◆ **Extracted entries**
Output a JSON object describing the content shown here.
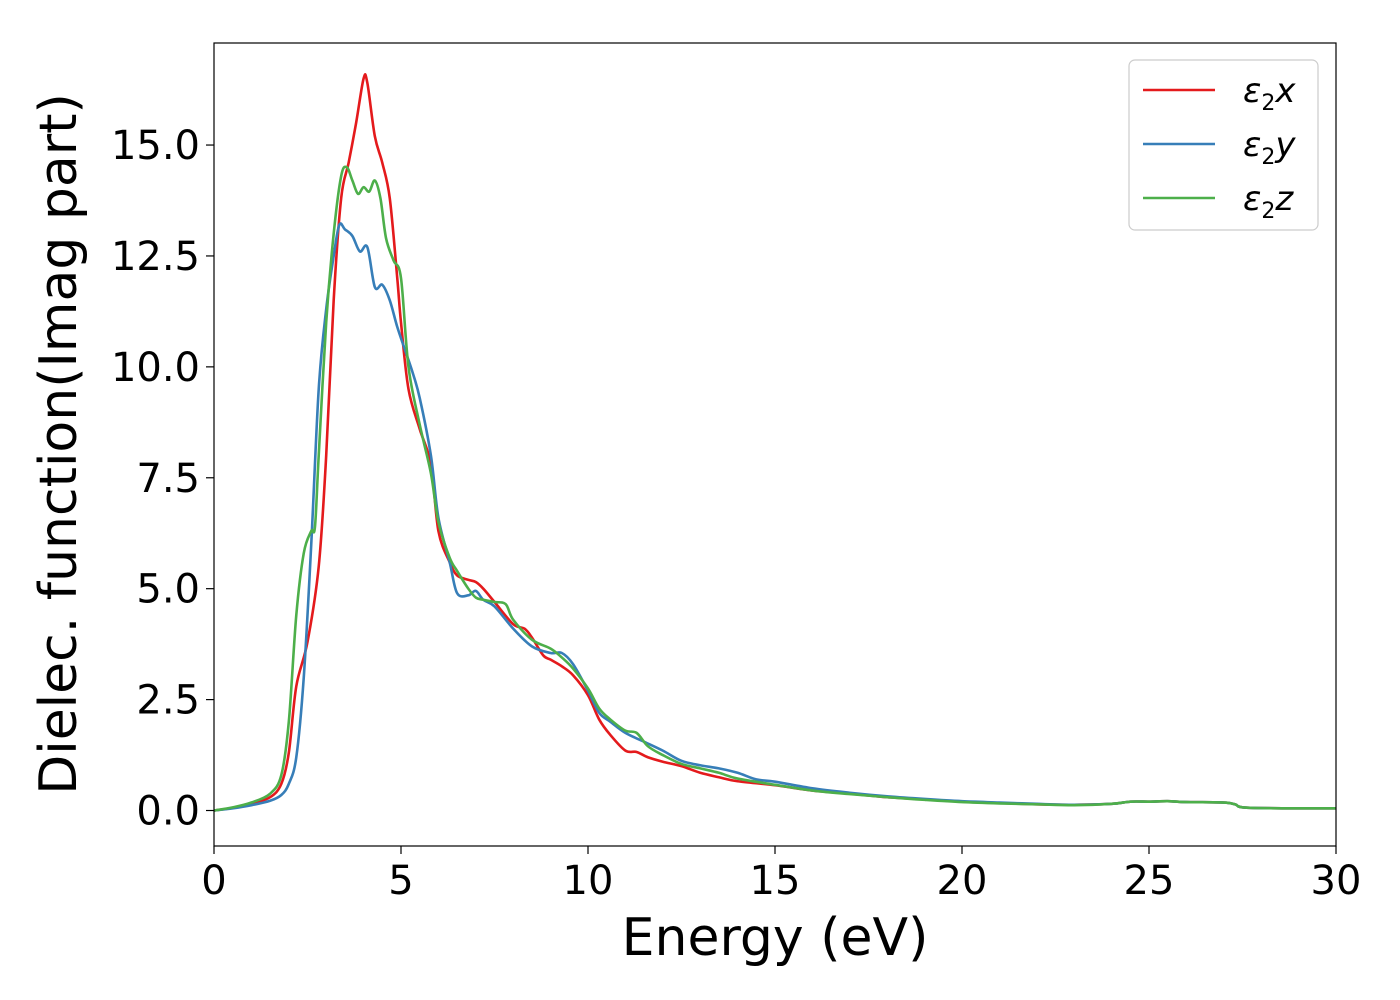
{
  "chart_data": {
    "type": "line",
    "title": "",
    "xlabel": "Energy (eV)",
    "ylabel": "Dielec. function(Imag part)",
    "xlim": [
      0,
      30
    ],
    "ylim": [
      -0.8,
      17.3
    ],
    "xticks": [
      0,
      5,
      10,
      15,
      20,
      25,
      30
    ],
    "xtick_labels": [
      "0",
      "5",
      "10",
      "15",
      "20",
      "25",
      "30"
    ],
    "yticks": [
      0,
      2.5,
      5,
      7.5,
      10,
      12.5,
      15
    ],
    "ytick_labels": [
      "0.0",
      "2.5",
      "5.0",
      "7.5",
      "10.0",
      "12.5",
      "15.0"
    ],
    "grid": false,
    "legend_position": "top-right",
    "series": [
      {
        "name": "ε2x",
        "base": "ε",
        "sub": "2",
        "suffix": "x",
        "color": "#e41a1c",
        "points": [
          [
            0,
            0
          ],
          [
            0.5,
            0.06
          ],
          [
            1,
            0.15
          ],
          [
            1.5,
            0.3
          ],
          [
            1.8,
            0.6
          ],
          [
            2,
            1.3
          ],
          [
            2.2,
            2.8
          ],
          [
            2.5,
            3.8
          ],
          [
            2.8,
            5.5
          ],
          [
            3,
            8
          ],
          [
            3.2,
            11.5
          ],
          [
            3.4,
            13.8
          ],
          [
            3.6,
            14.6
          ],
          [
            3.8,
            15.5
          ],
          [
            4,
            16.5
          ],
          [
            4.1,
            16.4
          ],
          [
            4.3,
            15.2
          ],
          [
            4.5,
            14.6
          ],
          [
            4.7,
            13.8
          ],
          [
            4.9,
            12
          ],
          [
            5,
            11
          ],
          [
            5.2,
            9.5
          ],
          [
            5.5,
            8.6
          ],
          [
            5.8,
            7.8
          ],
          [
            6,
            6.3
          ],
          [
            6.3,
            5.6
          ],
          [
            6.5,
            5.3
          ],
          [
            6.8,
            5.2
          ],
          [
            7,
            5.15
          ],
          [
            7.2,
            5.0
          ],
          [
            7.5,
            4.7
          ],
          [
            8,
            4.2
          ],
          [
            8.3,
            4.1
          ],
          [
            8.5,
            3.9
          ],
          [
            8.8,
            3.5
          ],
          [
            9,
            3.4
          ],
          [
            9.3,
            3.25
          ],
          [
            9.6,
            3.05
          ],
          [
            10,
            2.6
          ],
          [
            10.3,
            2.05
          ],
          [
            10.6,
            1.7
          ],
          [
            11,
            1.35
          ],
          [
            11.3,
            1.32
          ],
          [
            11.6,
            1.2
          ],
          [
            12,
            1.1
          ],
          [
            12.5,
            1.0
          ],
          [
            13,
            0.85
          ],
          [
            13.5,
            0.75
          ],
          [
            14,
            0.66
          ],
          [
            15,
            0.57
          ],
          [
            16,
            0.45
          ],
          [
            17,
            0.38
          ],
          [
            18,
            0.3
          ],
          [
            19,
            0.25
          ],
          [
            20,
            0.2
          ],
          [
            21,
            0.17
          ],
          [
            22,
            0.14
          ],
          [
            23,
            0.13
          ],
          [
            24,
            0.15
          ],
          [
            24.5,
            0.2
          ],
          [
            25,
            0.2
          ],
          [
            25.5,
            0.21
          ],
          [
            26,
            0.19
          ],
          [
            27,
            0.18
          ],
          [
            27.3,
            0.14
          ],
          [
            27.7,
            0.06
          ],
          [
            30,
            0.05
          ]
        ]
      },
      {
        "name": "ε2y",
        "base": "ε",
        "sub": "2",
        "suffix": "y",
        "color": "#377eb8",
        "points": [
          [
            0,
            0
          ],
          [
            0.5,
            0.05
          ],
          [
            1,
            0.12
          ],
          [
            1.5,
            0.22
          ],
          [
            1.8,
            0.35
          ],
          [
            2,
            0.6
          ],
          [
            2.2,
            1.2
          ],
          [
            2.4,
            3.0
          ],
          [
            2.6,
            6.0
          ],
          [
            2.8,
            9.5
          ],
          [
            3,
            11.3
          ],
          [
            3.2,
            12.5
          ],
          [
            3.35,
            13.2
          ],
          [
            3.5,
            13.1
          ],
          [
            3.7,
            12.95
          ],
          [
            3.9,
            12.6
          ],
          [
            4.1,
            12.7
          ],
          [
            4.3,
            11.8
          ],
          [
            4.5,
            11.85
          ],
          [
            4.7,
            11.5
          ],
          [
            4.9,
            10.9
          ],
          [
            5.1,
            10.4
          ],
          [
            5.3,
            9.9
          ],
          [
            5.5,
            9.3
          ],
          [
            5.8,
            8.0
          ],
          [
            6,
            6.6
          ],
          [
            6.3,
            5.6
          ],
          [
            6.5,
            4.9
          ],
          [
            6.8,
            4.85
          ],
          [
            7,
            4.95
          ],
          [
            7.2,
            4.75
          ],
          [
            7.5,
            4.6
          ],
          [
            8,
            4.1
          ],
          [
            8.5,
            3.7
          ],
          [
            9,
            3.55
          ],
          [
            9.3,
            3.55
          ],
          [
            9.6,
            3.3
          ],
          [
            10,
            2.7
          ],
          [
            10.3,
            2.2
          ],
          [
            10.6,
            2.0
          ],
          [
            11,
            1.75
          ],
          [
            11.5,
            1.55
          ],
          [
            12,
            1.35
          ],
          [
            12.5,
            1.12
          ],
          [
            13,
            1.02
          ],
          [
            13.5,
            0.95
          ],
          [
            14,
            0.85
          ],
          [
            14.5,
            0.7
          ],
          [
            15,
            0.65
          ],
          [
            16,
            0.5
          ],
          [
            17,
            0.4
          ],
          [
            18,
            0.32
          ],
          [
            19,
            0.26
          ],
          [
            20,
            0.21
          ],
          [
            21,
            0.18
          ],
          [
            22,
            0.15
          ],
          [
            23,
            0.13
          ],
          [
            24,
            0.15
          ],
          [
            24.5,
            0.2
          ],
          [
            25,
            0.2
          ],
          [
            25.5,
            0.21
          ],
          [
            26,
            0.19
          ],
          [
            27,
            0.18
          ],
          [
            27.3,
            0.14
          ],
          [
            27.7,
            0.06
          ],
          [
            30,
            0.05
          ]
        ]
      },
      {
        "name": "ε2z",
        "base": "ε",
        "sub": "2",
        "suffix": "z",
        "color": "#4daf4a",
        "points": [
          [
            0,
            0
          ],
          [
            0.5,
            0.07
          ],
          [
            1,
            0.18
          ],
          [
            1.5,
            0.38
          ],
          [
            1.8,
            0.8
          ],
          [
            2,
            2.0
          ],
          [
            2.2,
            4.4
          ],
          [
            2.4,
            5.8
          ],
          [
            2.6,
            6.3
          ],
          [
            2.7,
            6.4
          ],
          [
            2.8,
            8.0
          ],
          [
            3,
            11.0
          ],
          [
            3.2,
            13.0
          ],
          [
            3.4,
            14.3
          ],
          [
            3.55,
            14.5
          ],
          [
            3.7,
            14.2
          ],
          [
            3.85,
            13.9
          ],
          [
            4,
            14.05
          ],
          [
            4.15,
            13.95
          ],
          [
            4.3,
            14.2
          ],
          [
            4.45,
            13.8
          ],
          [
            4.6,
            12.9
          ],
          [
            4.8,
            12.4
          ],
          [
            5,
            12.0
          ],
          [
            5.2,
            10.0
          ],
          [
            5.5,
            8.7
          ],
          [
            5.8,
            7.6
          ],
          [
            6,
            6.5
          ],
          [
            6.3,
            5.7
          ],
          [
            6.5,
            5.4
          ],
          [
            6.8,
            5.0
          ],
          [
            7,
            4.8
          ],
          [
            7.2,
            4.75
          ],
          [
            7.5,
            4.7
          ],
          [
            7.8,
            4.65
          ],
          [
            8,
            4.3
          ],
          [
            8.5,
            3.85
          ],
          [
            9,
            3.65
          ],
          [
            9.3,
            3.45
          ],
          [
            9.6,
            3.2
          ],
          [
            10,
            2.75
          ],
          [
            10.3,
            2.3
          ],
          [
            10.6,
            2.05
          ],
          [
            11,
            1.8
          ],
          [
            11.3,
            1.75
          ],
          [
            11.6,
            1.45
          ],
          [
            12,
            1.25
          ],
          [
            12.5,
            1.05
          ],
          [
            13,
            0.95
          ],
          [
            13.5,
            0.85
          ],
          [
            14,
            0.72
          ],
          [
            15,
            0.58
          ],
          [
            16,
            0.45
          ],
          [
            17,
            0.37
          ],
          [
            18,
            0.3
          ],
          [
            19,
            0.24
          ],
          [
            20,
            0.19
          ],
          [
            21,
            0.16
          ],
          [
            22,
            0.14
          ],
          [
            23,
            0.12
          ],
          [
            24,
            0.15
          ],
          [
            24.5,
            0.2
          ],
          [
            25,
            0.2
          ],
          [
            25.5,
            0.21
          ],
          [
            26,
            0.19
          ],
          [
            27,
            0.18
          ],
          [
            27.3,
            0.14
          ],
          [
            27.7,
            0.06
          ],
          [
            30,
            0.05
          ]
        ]
      }
    ]
  }
}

◆ **What this task involves**
Extract, from the listing above, every line where the string "color" occurs.

◆ **Written response**
        "color": "#e41a1c",
        "color": "#377eb8",
        "color": "#4daf4a",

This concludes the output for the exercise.